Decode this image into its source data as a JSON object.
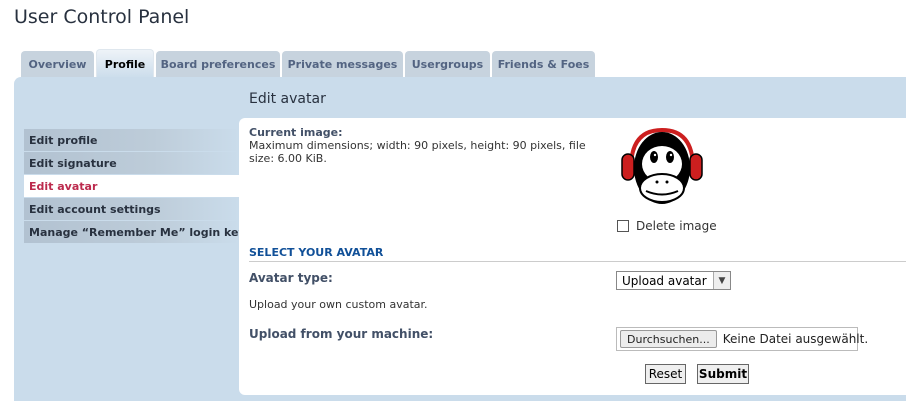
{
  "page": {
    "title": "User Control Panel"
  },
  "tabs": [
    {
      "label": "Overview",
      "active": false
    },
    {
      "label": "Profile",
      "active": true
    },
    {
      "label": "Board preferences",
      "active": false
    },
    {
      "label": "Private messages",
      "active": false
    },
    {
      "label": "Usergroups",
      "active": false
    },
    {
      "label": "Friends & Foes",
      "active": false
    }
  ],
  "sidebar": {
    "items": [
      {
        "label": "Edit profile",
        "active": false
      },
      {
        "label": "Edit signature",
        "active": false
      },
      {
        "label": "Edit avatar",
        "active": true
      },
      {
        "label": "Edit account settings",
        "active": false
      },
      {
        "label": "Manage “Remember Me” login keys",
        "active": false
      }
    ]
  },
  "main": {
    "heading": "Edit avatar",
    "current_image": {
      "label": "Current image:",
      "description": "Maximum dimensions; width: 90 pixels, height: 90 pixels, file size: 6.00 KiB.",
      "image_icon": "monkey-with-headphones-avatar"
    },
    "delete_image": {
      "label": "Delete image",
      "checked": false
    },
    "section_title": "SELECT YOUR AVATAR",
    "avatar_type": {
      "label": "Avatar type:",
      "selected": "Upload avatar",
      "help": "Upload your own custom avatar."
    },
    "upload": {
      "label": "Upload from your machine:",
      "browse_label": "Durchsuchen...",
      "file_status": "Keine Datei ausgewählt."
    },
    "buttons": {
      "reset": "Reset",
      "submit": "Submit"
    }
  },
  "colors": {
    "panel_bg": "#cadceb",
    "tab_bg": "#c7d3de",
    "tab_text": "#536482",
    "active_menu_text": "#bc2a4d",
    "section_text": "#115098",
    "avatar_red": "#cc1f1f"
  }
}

==

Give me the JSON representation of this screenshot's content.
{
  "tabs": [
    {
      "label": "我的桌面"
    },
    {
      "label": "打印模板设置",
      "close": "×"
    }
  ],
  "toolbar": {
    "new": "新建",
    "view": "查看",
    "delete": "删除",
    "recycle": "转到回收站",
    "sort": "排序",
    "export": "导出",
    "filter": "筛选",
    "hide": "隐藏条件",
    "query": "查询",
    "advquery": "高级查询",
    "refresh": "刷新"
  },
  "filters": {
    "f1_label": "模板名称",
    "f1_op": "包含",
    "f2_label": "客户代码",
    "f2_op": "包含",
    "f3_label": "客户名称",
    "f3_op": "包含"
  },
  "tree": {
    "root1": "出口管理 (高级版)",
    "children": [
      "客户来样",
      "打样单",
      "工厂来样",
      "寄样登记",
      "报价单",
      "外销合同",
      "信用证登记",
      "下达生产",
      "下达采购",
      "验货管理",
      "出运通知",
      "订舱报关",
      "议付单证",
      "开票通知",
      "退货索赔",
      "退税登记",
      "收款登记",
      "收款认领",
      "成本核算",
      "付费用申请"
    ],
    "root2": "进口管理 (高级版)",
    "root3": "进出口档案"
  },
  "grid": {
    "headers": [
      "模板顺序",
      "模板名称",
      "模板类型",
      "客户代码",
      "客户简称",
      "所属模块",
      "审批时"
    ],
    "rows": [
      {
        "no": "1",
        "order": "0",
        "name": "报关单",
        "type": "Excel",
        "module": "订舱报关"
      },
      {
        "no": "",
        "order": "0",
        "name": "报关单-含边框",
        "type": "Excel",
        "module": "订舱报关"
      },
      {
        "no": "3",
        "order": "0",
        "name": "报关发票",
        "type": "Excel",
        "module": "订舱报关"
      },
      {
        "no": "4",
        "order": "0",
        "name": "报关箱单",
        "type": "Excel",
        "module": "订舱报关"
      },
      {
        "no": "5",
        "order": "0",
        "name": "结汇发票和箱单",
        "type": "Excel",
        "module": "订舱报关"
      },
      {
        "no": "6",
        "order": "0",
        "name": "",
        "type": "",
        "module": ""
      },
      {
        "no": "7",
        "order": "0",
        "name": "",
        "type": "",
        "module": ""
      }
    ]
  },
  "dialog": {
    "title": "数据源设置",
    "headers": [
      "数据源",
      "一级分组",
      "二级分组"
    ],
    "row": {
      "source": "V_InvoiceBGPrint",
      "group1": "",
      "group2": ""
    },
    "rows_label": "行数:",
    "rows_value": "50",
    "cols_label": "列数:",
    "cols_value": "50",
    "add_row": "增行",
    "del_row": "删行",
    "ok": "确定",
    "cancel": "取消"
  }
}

◆ Set task
State how many lines of the data include the word "JSON", with nothing else.

◆ Written answer
2